- Excerpted passage -
---+---

Posted by: Professionals In Human Resources Association (PIHRA) | July 6, 2011

HR Concepts: Motivating Supervisors to Write Performance Reviews

By Mike Deblieux, SPHR-CA

There is a simple maxim that states, “People do what they are rewarded for doing.” The statement is hardly ever more true than when a supervisor has to choose between writing a performance review and doing something else. All too often, the rewards for doing “something else” are greater. Weeks later, an HR professional issues reminder after reminder to motivate the supervisor to finally write the review.

The rewards for writing a performance review are few. Seldom does a manager offer a compliment to a supervisor who writes an effective review and delivers it on time. At best, the conversation goes like this:

Manager: Did you get your reviews done?

Supervisor: Yes. I turned them all into HR this morning.

Manager: That’s good.

There are few in that brief conversation.

In most organizations, HR pays far more attention to supervisors who write poor reviews and deliver them long after the due date than to those who do what they are supposed to do. HR and the supervisor’s manager need to team up to create an emphasis on positive reinforcement. HR, for example, can evaluate the quality and timeliness of a supervisor’s reviews and provide feedback to the supervisor’s manager. HR’s feedback provides the manager with specific points to reinforce the supervisor’s efforts. The manager’s comments go from “I see you got your reviews done” to “I am pleased with the quality of the performance reviews you wrote for your team because…”

Long before establishing a due date, an HR professional designs a performance review system. An effective system helps a supervisor communicate about the employee’s job, job performance, and future expectations. In other words, it helps a supervisor supervise by providing a framework for a job-related discussion. Unfortunately, many systems fall short of supporting the efforts of a supervisor to provide effective feedback. When the supervisor tries to use the system, he or she finds it confounding, confusing, and contrary to good management practice.

A supervisor is much more motivated to invest time writing a review when the system provides a laser focus on key job duties, critical corporate competencies, and future job performance. Those are the things a supervisor thinks about on a daily basis. They are the things that a supervisor talks to an employee about on a regular basis. Most importantly, they are the things a supervisor is comfortable summarizing on a well-designed review form. In short, when the system makes sense to a supervisor, he or she is much more likely to use it.

---+---

- What to do -
1. In the article on motivating supervisors to write performance reviews, what simple maxim opens the piece?
2. Pick up the article on motivating supervisors to write performance reviews after its final sentence and carry it forward.

---+---

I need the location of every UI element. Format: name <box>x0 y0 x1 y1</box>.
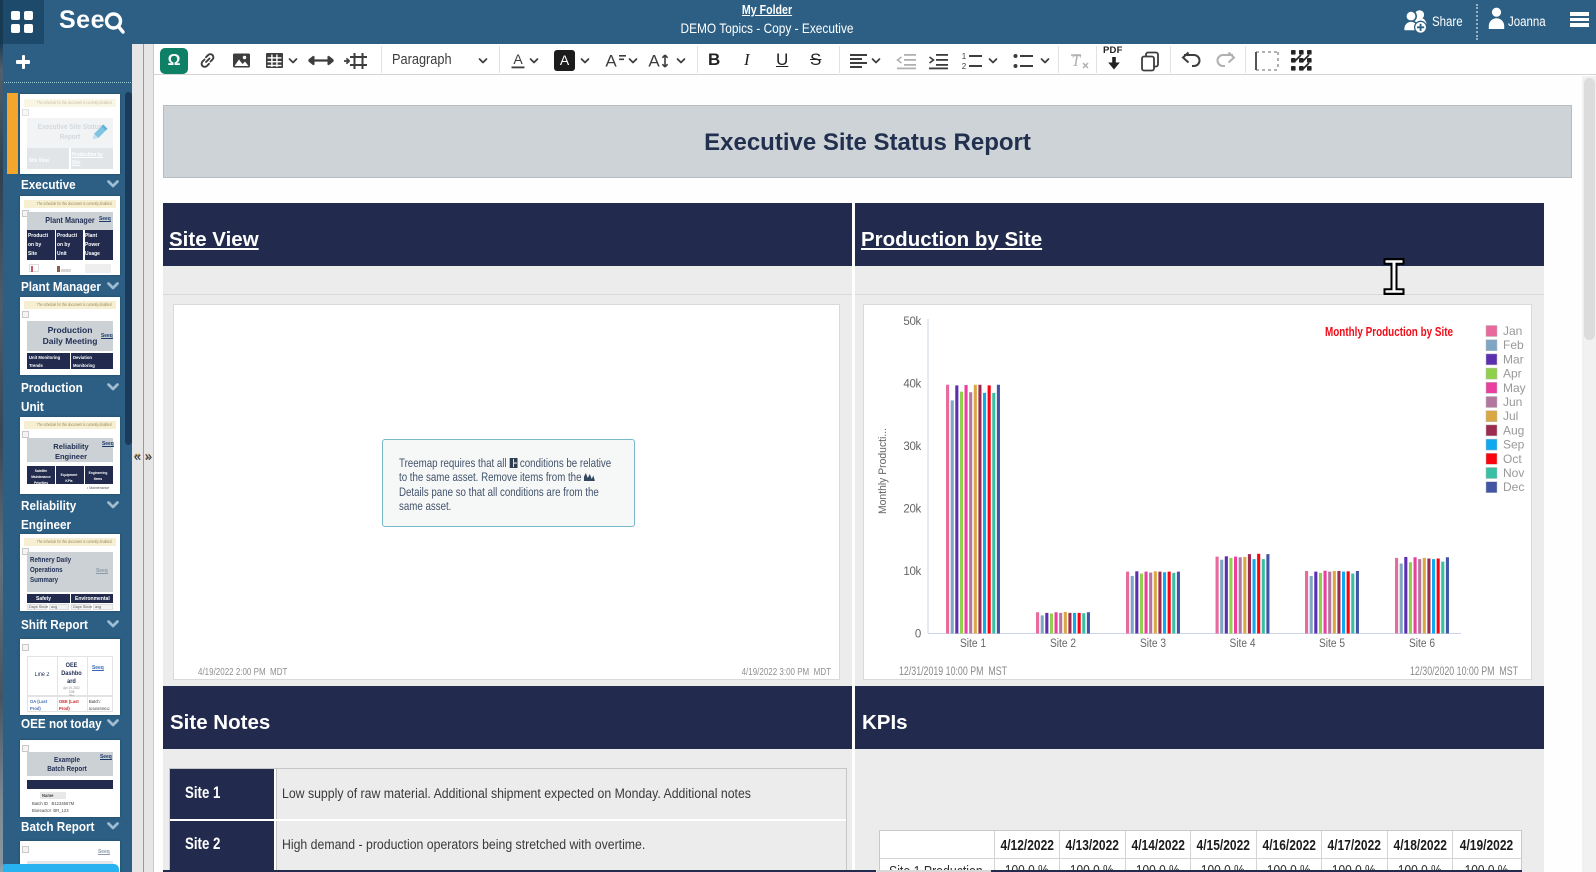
svg-text:Site 2: Site 2 <box>1050 638 1076 650</box>
svg-text:Jul: Jul <box>1503 409 1518 423</box>
svg-text:Dec: Dec <box>1503 480 1524 494</box>
svg-text:A: A <box>513 51 523 67</box>
svg-text:1: 1 <box>962 52 967 61</box>
svg-text:Jun: Jun <box>1503 395 1522 409</box>
svg-text:2: 2 <box>962 62 967 71</box>
svg-text:0: 0 <box>915 629 921 641</box>
svg-text:Mar: Mar <box>1503 352 1524 366</box>
svg-text:Nov: Nov <box>1503 466 1524 480</box>
svg-text:10k: 10k <box>903 566 921 578</box>
svg-text:Site 6: Site 6 <box>1409 638 1435 650</box>
svg-text:Site 4: Site 4 <box>1230 638 1257 650</box>
svg-text:Sep: Sep <box>1503 438 1525 452</box>
svg-text:Jan: Jan <box>1503 324 1522 338</box>
svg-text:30k: 30k <box>903 441 921 453</box>
svg-text:Feb: Feb <box>1503 338 1524 352</box>
svg-text:Monthly Production by Site: Monthly Production by Site <box>1325 325 1453 339</box>
svg-text:40k: 40k <box>903 379 921 391</box>
svg-text:A: A <box>605 52 617 71</box>
svg-text:12/30/2020 10:00 PM MST: 12/30/2020 10:00 PM MST <box>1410 666 1518 678</box>
svg-text:Aug: Aug <box>1503 423 1524 437</box>
svg-text:Site 1: Site 1 <box>960 638 986 650</box>
svg-text:20k: 20k <box>903 504 921 516</box>
svg-text:T: T <box>1072 53 1082 70</box>
svg-text:Apr: Apr <box>1503 367 1522 381</box>
svg-text:Oct: Oct <box>1503 452 1522 466</box>
svg-text:12/31/2019 10:00 PM MST: 12/31/2019 10:00 PM MST <box>899 666 1007 678</box>
svg-text:50k: 50k <box>903 316 921 328</box>
svg-text:May: May <box>1503 381 1526 395</box>
svg-text:A: A <box>648 52 660 71</box>
svg-text:Site 3: Site 3 <box>1140 638 1166 650</box>
svg-text:Monthly Producti...: Monthly Producti... <box>877 428 889 514</box>
svg-text:Site 5: Site 5 <box>1319 638 1345 650</box>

---+---

- Responses -
1. "People do what they are rewarded for doing."

2.
Some of the procrastination a supervisor experiences at the first sign of a performance review relates to the rating system designed by HR. The issue is not whether there should be three, four, or five ratings. That is an old debate among HR professionals. It is about how the ratings relate to merit increases, how they are used by other supervisors, and how they are received by employees. When a supervisor is uncomfortable with these issues, he or she is much less motivated to invest time writing a review.

HR plays a key role in removing this obstacle. HR defines the ratings. The definitions must be clear. They must relate to the key work assignments of the employee and the core competencies of the organization. Most importantly, they must clearly distinguish between levels. They must provide clarity, not confusion, to the supervisor’s decision to assign a performance level to an employee. In other words, the line between each rating must be clear, not ambiguous.

Even if the ratings are clear, they must be used consistently between supervisors. This consistency can only be accomplished through training, practice, and reinforcement. The most effective step an HR professional can take to create consistency is to bring a group of supervisors together to debate the meaning of each rating level. The discussion starts with small groups listing the characteristics of a “Satisfactory” employee for a specific job classification. Once the list is created, the group is then assigned to list the additional characteristics for a “More than Satisfactory” employee in the same classification. The HR professional moderates the discussion until the group reaches a consensus. It is not a one hour discussion. It is one that more organizations need to have. When a supervisor is confident that colleagues use the system as it is intended to be used, they are more confident and more likely to carry out their responsibility to provide feedback.

If everything else is in place, many supervisors still struggle with the idea of writing employee feedback. The words do not come easily. The message takes time to form. Worse, a huge cloud of uncertainty over how the employee will receive the feedback hovers overhead. There is good reason for the uncertainty. First, supervisors rarely become supervisors because they were unproductive employees. Second, most supervisors have had more than one bad experience giving feedback. And third, training to understand the impact of feedback is far more rare than it should be.

Listening is one step to overcoming this dilemma. Supervisors make many assumptions about what employees need and want in the way of employee feedback. When a supervisor takes time to learn about the performance expectations of an employee, he or she can erase much of the trepidation they face in the review process. HR can help by providing some structure for such a discussion. Some sample questions for the discussion include:

  • Tell me about a manager you worked for who helped you to grow in your profession. What did he or she do to help you grow?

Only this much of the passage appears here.